Data entries:
++++++++++

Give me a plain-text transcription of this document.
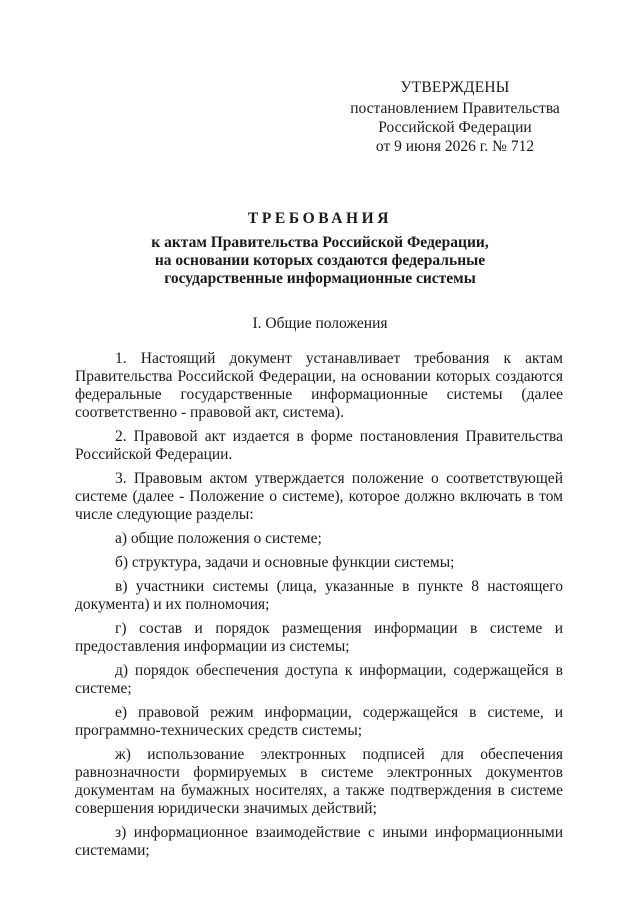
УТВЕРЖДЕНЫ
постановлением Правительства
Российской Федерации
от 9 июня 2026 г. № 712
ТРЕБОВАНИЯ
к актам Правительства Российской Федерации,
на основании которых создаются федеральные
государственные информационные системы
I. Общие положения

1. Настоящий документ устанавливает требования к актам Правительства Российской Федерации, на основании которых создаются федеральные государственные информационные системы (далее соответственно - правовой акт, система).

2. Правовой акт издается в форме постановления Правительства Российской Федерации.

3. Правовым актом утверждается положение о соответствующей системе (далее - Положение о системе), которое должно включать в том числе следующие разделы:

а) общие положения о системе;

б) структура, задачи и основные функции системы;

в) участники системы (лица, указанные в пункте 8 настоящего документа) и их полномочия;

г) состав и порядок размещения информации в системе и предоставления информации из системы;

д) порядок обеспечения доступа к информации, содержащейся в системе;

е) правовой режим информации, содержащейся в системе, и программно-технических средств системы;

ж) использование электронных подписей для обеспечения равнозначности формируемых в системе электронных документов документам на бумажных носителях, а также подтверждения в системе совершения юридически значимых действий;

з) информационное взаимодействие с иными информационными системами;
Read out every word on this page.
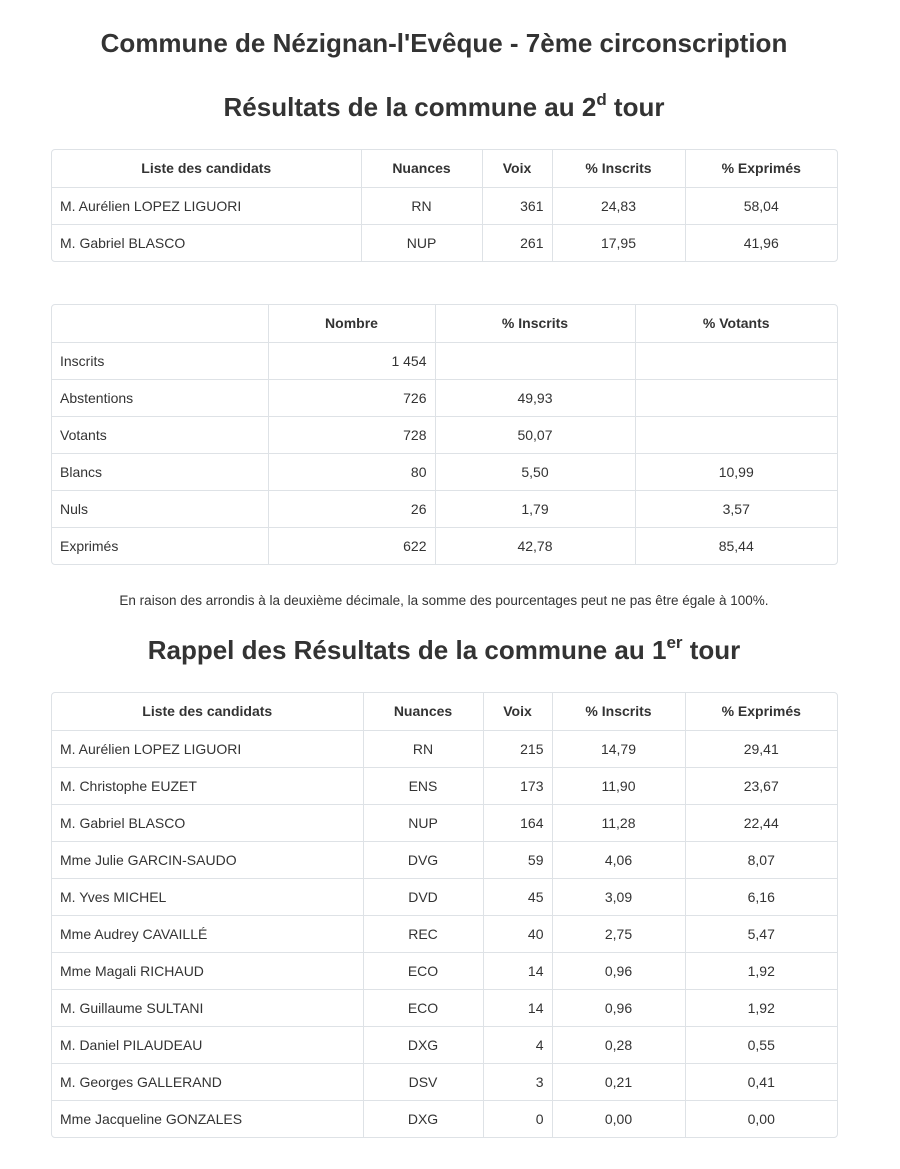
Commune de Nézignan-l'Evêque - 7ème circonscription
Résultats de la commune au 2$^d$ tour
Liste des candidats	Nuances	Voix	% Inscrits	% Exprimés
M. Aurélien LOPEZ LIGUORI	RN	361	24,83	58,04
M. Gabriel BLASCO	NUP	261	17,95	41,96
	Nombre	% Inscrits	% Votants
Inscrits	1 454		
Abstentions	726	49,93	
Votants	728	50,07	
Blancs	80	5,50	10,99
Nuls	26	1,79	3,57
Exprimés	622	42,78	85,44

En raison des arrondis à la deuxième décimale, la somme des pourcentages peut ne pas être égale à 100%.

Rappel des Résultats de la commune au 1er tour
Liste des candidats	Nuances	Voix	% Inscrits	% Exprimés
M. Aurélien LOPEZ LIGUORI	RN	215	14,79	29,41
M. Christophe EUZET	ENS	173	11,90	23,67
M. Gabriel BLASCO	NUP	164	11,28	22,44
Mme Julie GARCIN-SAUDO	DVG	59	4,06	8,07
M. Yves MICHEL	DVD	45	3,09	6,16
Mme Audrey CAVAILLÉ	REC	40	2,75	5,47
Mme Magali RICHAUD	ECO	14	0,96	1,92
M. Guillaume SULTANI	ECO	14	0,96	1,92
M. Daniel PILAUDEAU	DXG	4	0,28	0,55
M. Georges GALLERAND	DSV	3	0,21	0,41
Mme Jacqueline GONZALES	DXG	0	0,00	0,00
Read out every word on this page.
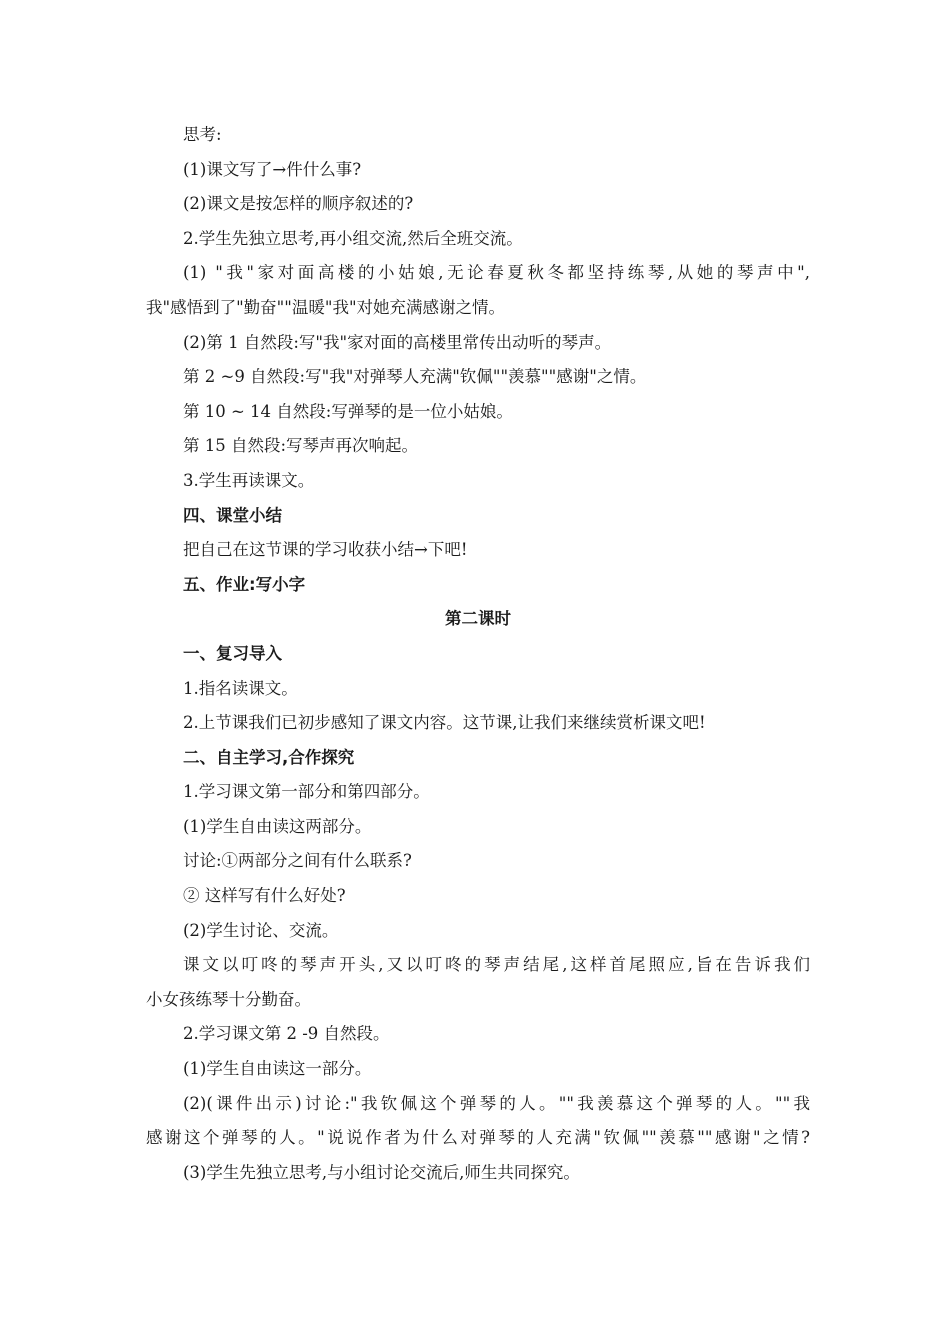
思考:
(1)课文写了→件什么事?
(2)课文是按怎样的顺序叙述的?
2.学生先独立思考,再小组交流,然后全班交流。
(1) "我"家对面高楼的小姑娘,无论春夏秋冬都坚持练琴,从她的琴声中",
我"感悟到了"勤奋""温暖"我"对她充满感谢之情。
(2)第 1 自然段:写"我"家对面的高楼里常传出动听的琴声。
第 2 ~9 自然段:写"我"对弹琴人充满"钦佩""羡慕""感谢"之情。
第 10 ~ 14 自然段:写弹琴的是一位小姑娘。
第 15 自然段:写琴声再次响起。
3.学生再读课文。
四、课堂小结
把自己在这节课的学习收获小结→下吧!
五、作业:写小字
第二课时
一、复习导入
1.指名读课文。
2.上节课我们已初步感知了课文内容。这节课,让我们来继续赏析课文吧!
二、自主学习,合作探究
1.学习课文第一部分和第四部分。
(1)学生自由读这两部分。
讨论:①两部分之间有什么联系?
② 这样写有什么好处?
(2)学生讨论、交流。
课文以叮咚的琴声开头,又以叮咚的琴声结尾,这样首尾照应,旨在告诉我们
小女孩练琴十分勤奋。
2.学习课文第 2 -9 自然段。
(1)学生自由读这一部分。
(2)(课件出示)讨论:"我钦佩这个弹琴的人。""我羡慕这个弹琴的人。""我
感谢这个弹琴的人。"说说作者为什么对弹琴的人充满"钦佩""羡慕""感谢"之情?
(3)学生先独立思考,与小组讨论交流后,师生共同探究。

++++++++++

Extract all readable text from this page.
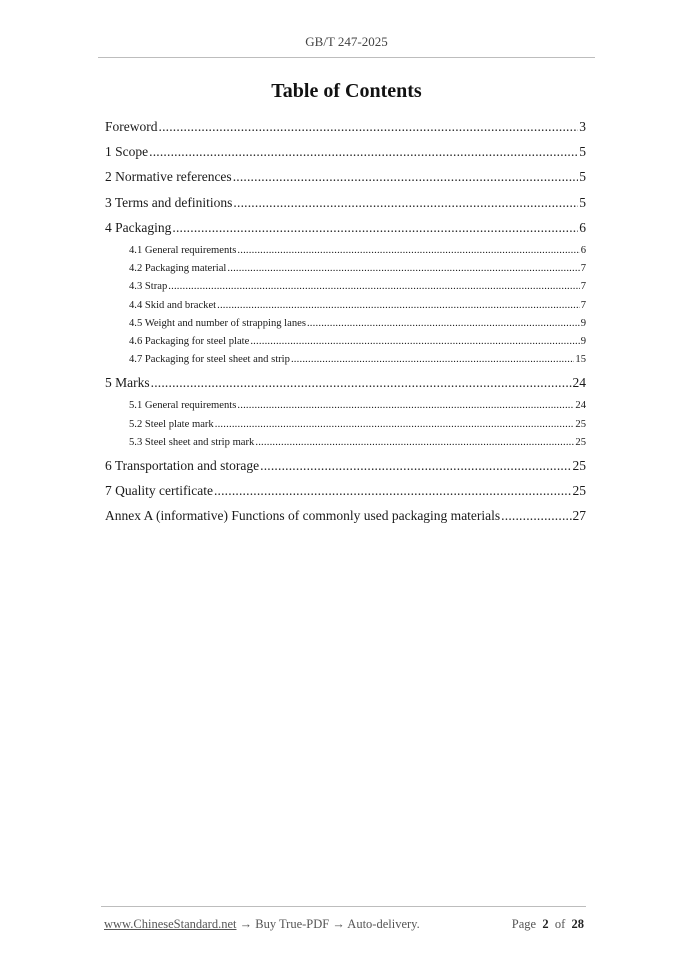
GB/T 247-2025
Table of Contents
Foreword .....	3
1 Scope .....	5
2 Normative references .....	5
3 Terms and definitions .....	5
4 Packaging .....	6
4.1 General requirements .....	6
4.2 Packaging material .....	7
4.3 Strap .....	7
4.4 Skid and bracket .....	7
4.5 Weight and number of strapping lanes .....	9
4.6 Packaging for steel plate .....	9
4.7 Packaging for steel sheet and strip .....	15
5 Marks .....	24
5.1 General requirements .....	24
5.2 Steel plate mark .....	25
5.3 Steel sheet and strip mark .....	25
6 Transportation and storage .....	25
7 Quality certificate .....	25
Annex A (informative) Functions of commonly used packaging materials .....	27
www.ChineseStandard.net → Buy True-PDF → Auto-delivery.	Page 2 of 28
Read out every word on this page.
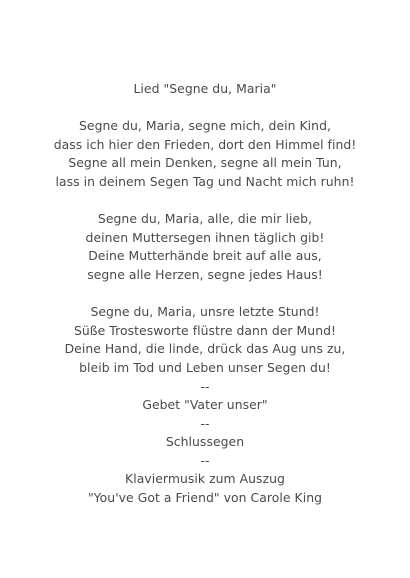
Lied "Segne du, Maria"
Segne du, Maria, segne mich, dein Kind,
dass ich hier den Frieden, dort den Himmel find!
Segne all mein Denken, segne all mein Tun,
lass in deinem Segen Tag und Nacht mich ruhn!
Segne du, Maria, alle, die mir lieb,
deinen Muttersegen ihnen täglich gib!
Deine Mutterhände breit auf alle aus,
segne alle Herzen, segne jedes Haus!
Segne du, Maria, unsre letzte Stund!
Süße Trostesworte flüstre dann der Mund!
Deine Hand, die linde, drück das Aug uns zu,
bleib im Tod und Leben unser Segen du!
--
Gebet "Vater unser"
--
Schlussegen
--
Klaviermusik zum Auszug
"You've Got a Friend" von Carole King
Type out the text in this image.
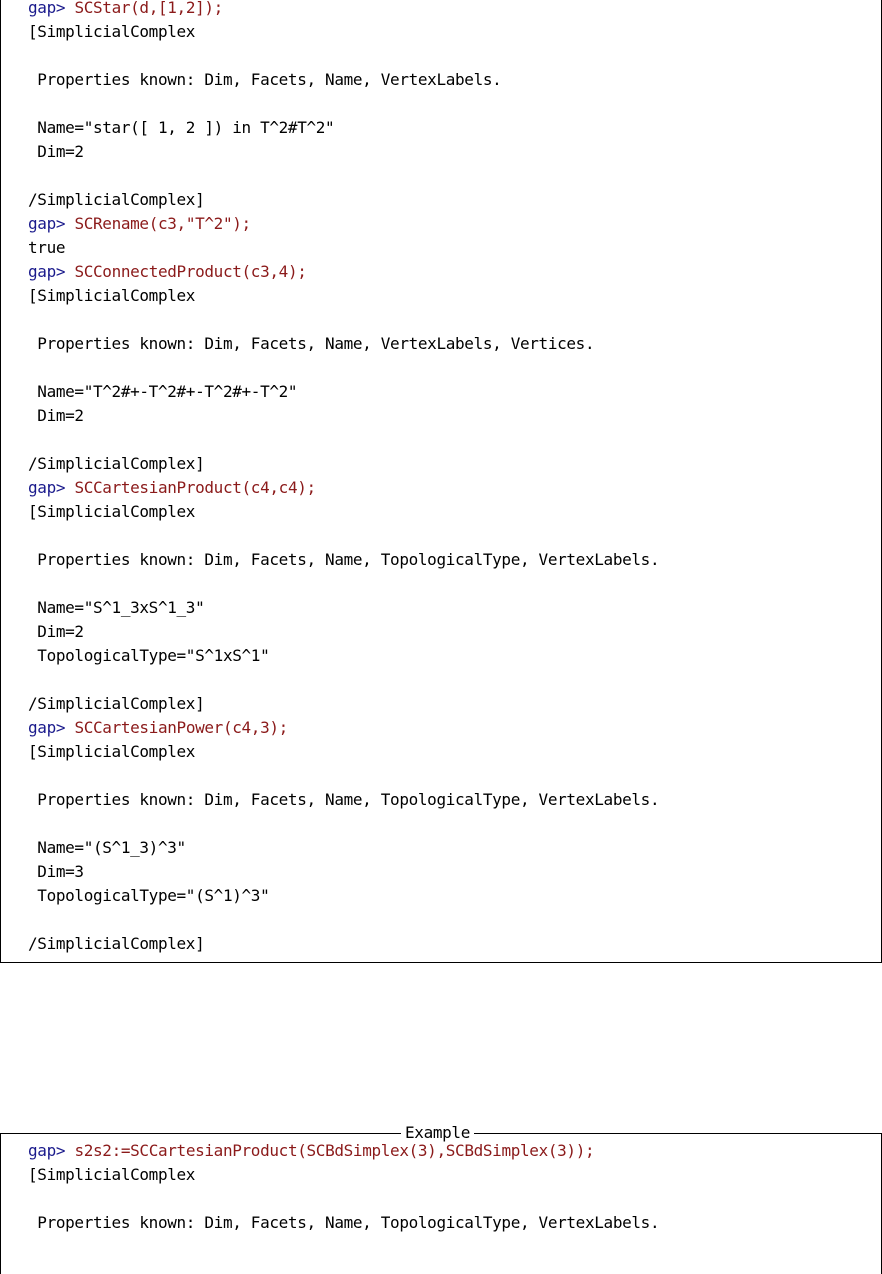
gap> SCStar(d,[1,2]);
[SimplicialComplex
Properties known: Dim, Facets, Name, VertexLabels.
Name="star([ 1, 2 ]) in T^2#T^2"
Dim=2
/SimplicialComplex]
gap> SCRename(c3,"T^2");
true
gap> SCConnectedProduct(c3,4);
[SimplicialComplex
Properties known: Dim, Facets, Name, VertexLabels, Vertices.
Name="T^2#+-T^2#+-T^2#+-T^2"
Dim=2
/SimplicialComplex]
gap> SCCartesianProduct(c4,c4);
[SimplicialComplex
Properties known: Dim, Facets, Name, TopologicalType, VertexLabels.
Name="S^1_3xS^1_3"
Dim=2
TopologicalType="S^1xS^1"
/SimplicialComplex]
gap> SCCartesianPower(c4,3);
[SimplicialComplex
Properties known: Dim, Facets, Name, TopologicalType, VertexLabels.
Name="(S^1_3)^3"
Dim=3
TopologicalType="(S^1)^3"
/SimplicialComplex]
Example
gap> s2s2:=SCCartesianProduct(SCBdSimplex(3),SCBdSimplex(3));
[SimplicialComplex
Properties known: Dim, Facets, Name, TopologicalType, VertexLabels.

++++++++++

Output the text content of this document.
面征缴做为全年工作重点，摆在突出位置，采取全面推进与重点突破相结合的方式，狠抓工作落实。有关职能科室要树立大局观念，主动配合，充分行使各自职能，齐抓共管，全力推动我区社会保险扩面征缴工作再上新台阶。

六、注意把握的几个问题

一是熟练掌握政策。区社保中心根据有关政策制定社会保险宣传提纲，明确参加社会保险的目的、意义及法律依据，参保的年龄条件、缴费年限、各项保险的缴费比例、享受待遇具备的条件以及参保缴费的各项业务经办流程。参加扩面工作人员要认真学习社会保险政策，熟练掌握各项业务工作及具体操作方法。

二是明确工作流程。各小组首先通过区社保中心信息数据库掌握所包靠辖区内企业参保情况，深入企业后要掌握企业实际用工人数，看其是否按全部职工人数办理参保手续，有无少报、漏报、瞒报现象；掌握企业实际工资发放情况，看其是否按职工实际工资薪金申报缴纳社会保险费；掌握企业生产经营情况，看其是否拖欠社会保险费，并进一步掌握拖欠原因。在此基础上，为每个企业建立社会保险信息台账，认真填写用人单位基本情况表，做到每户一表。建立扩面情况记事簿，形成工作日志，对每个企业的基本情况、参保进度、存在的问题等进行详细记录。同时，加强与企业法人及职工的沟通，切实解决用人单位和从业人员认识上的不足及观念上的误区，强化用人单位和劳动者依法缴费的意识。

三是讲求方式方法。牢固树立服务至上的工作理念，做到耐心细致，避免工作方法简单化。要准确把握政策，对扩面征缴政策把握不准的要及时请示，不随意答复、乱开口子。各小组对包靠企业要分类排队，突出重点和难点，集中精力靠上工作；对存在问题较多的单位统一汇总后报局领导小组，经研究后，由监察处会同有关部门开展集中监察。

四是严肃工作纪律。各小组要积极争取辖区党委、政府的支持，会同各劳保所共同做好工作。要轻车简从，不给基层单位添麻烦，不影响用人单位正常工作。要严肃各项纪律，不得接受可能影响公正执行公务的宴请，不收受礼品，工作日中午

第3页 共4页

++++++++++

Copy out every line with the word "актам".

CORRECT ANSWER
к актам Правительства Российской Федерации,
1. Настоящий документ устанавливает требования к актам Правительства Российской Федерации, на основании которых создаются федеральные государственные информационные системы (далее соответственно - правовой акт, система).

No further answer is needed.